**PROBLEM DESCRIPTION**
Count the lines below that contain the word "萌熊伴侣背包", and give only that number.

Dataset excerpts
▬▬▬▬▬▬▬▬▬▬
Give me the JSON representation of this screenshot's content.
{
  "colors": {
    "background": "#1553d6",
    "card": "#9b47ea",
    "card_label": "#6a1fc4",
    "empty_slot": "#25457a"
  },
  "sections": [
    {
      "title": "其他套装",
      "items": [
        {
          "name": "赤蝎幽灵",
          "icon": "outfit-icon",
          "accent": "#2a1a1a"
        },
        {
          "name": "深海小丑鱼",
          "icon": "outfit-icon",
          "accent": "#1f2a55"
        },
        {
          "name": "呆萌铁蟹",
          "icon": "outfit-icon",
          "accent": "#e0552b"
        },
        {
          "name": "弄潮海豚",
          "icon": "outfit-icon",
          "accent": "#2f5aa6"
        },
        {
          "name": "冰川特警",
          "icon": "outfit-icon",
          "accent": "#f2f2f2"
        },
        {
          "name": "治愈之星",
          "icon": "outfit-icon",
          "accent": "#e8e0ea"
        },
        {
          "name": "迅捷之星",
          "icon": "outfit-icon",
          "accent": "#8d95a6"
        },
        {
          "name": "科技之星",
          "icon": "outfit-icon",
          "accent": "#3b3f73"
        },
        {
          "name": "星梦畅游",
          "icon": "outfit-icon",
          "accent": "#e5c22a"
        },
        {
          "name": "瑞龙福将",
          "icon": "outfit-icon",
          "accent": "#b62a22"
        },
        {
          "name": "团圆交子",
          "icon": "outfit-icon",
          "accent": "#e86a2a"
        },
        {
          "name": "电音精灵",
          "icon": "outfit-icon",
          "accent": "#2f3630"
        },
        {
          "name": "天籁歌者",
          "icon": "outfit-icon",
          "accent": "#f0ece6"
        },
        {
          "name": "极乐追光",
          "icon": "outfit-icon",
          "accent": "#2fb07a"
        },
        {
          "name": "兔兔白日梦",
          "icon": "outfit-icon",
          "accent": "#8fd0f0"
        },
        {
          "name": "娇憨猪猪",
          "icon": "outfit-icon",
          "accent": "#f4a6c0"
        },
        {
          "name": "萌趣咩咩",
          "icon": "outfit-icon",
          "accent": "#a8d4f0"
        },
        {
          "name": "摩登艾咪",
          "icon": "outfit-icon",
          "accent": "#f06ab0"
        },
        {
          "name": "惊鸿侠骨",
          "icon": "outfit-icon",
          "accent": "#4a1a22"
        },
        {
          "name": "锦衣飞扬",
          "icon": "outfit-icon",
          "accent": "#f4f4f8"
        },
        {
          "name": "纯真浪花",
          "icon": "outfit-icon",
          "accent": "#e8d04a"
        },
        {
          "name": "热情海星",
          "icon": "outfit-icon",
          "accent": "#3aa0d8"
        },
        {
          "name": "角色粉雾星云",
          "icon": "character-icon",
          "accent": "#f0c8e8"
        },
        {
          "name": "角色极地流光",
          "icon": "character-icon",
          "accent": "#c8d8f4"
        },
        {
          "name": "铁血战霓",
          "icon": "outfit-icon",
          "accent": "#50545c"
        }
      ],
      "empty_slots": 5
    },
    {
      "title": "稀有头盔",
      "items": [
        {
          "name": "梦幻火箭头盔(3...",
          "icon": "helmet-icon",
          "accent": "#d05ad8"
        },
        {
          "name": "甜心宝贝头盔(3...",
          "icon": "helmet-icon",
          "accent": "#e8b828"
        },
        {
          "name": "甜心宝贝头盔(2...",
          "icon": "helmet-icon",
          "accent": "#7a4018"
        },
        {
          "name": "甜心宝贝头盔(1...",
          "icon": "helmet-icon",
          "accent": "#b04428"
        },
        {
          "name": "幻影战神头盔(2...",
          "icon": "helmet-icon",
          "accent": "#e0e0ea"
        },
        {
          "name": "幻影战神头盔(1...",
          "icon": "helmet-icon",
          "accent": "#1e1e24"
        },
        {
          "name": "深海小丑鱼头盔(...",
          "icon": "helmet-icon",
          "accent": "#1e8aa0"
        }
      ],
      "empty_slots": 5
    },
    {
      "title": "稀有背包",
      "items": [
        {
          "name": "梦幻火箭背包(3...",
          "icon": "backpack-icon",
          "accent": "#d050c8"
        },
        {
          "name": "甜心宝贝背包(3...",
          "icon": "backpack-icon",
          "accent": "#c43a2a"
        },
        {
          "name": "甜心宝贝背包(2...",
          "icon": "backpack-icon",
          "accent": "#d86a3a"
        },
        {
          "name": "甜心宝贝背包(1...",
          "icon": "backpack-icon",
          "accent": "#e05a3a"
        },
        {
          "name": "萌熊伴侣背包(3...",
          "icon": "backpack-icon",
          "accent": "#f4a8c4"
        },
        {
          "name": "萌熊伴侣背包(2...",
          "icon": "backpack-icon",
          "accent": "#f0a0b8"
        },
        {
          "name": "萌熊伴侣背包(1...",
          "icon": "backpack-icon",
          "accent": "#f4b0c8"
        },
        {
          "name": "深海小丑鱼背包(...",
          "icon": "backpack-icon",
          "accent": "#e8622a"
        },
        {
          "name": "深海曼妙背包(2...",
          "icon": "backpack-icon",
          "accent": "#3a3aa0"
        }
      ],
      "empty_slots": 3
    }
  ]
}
▬▬▬▬▬▬▬▬▬▬
**ANSWER**
3